What to work on:
Report how many lines include the word "bidang", and nothing besides that number.

(Recorded data)
○ ○ ○ ○
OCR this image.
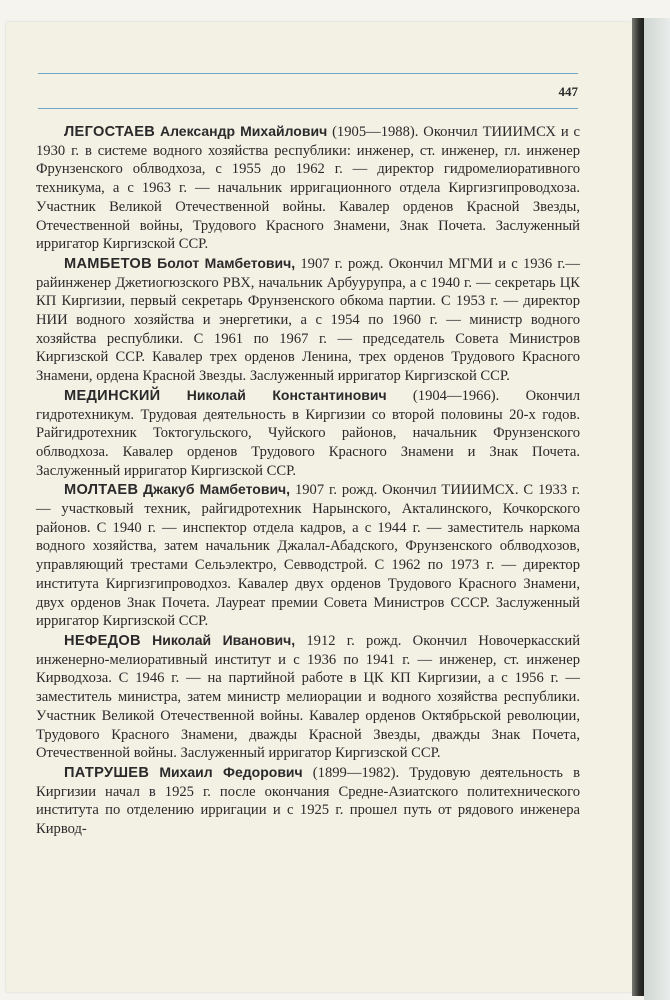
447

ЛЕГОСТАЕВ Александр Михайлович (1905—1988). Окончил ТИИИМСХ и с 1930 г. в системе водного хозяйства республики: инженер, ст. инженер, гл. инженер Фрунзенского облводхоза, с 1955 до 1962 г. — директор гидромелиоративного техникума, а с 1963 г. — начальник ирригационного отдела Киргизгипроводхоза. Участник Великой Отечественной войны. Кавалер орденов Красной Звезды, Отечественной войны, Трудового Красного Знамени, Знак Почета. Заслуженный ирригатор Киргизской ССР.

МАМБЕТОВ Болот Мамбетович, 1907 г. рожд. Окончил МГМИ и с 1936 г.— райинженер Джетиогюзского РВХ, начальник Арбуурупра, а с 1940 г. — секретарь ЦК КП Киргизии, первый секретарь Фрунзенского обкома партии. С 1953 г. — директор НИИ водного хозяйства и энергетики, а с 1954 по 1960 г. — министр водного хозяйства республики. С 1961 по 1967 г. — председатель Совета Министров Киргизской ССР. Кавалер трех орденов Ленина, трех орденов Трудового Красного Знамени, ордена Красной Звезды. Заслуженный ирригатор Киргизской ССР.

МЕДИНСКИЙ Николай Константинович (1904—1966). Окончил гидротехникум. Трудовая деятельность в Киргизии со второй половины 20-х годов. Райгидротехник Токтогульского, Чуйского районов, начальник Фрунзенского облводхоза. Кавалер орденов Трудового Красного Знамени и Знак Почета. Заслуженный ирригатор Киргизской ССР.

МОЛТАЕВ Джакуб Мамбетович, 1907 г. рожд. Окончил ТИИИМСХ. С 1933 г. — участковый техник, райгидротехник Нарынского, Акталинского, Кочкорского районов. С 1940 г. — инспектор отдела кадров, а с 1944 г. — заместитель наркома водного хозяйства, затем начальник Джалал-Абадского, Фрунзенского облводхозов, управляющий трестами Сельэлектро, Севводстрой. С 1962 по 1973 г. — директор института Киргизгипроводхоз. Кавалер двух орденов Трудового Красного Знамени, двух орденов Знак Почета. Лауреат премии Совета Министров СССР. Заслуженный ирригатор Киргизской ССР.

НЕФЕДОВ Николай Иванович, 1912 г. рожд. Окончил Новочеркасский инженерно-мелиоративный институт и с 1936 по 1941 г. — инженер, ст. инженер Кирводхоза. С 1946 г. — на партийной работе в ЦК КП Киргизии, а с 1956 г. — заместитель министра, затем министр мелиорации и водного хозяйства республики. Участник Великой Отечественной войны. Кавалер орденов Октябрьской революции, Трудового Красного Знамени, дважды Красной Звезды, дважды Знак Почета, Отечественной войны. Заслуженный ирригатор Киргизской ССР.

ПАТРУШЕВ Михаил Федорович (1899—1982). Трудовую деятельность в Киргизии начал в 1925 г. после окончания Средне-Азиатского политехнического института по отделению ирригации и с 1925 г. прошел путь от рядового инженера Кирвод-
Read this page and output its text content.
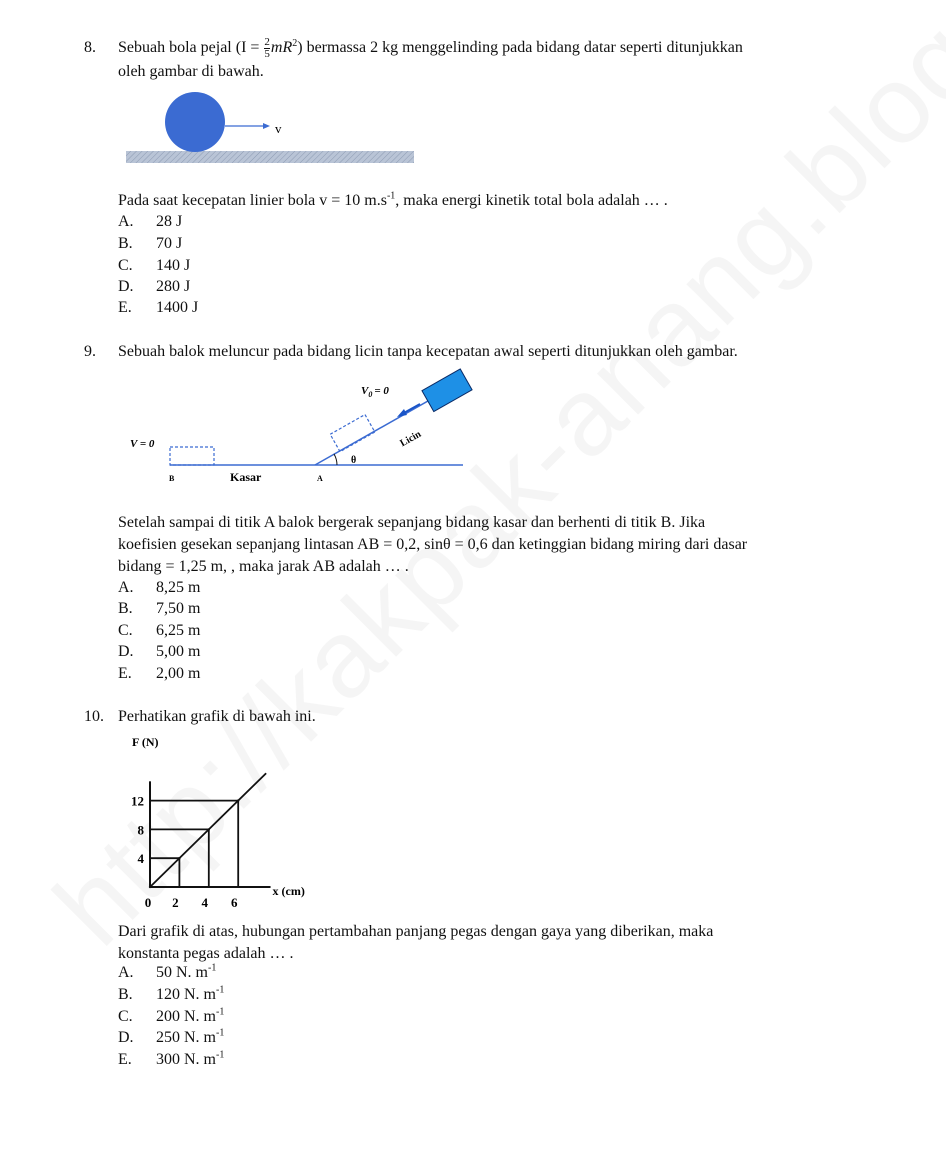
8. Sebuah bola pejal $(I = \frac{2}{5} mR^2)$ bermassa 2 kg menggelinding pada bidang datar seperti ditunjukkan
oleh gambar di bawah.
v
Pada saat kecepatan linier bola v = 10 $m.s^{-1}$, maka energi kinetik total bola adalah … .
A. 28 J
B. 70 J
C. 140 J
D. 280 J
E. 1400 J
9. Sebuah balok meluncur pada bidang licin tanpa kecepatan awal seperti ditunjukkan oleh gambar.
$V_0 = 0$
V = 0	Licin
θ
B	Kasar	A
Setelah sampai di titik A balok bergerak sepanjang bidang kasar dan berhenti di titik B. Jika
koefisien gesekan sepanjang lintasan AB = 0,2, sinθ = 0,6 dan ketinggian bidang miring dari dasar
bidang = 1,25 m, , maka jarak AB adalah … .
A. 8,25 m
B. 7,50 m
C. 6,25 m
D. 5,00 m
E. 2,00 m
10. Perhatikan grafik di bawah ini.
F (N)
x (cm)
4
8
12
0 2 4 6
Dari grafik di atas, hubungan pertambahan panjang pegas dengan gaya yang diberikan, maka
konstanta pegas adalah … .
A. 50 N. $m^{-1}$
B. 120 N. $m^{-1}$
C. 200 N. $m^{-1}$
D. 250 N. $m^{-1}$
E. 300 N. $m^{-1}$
○ ○ ○ ○
Answer for this exercise:
5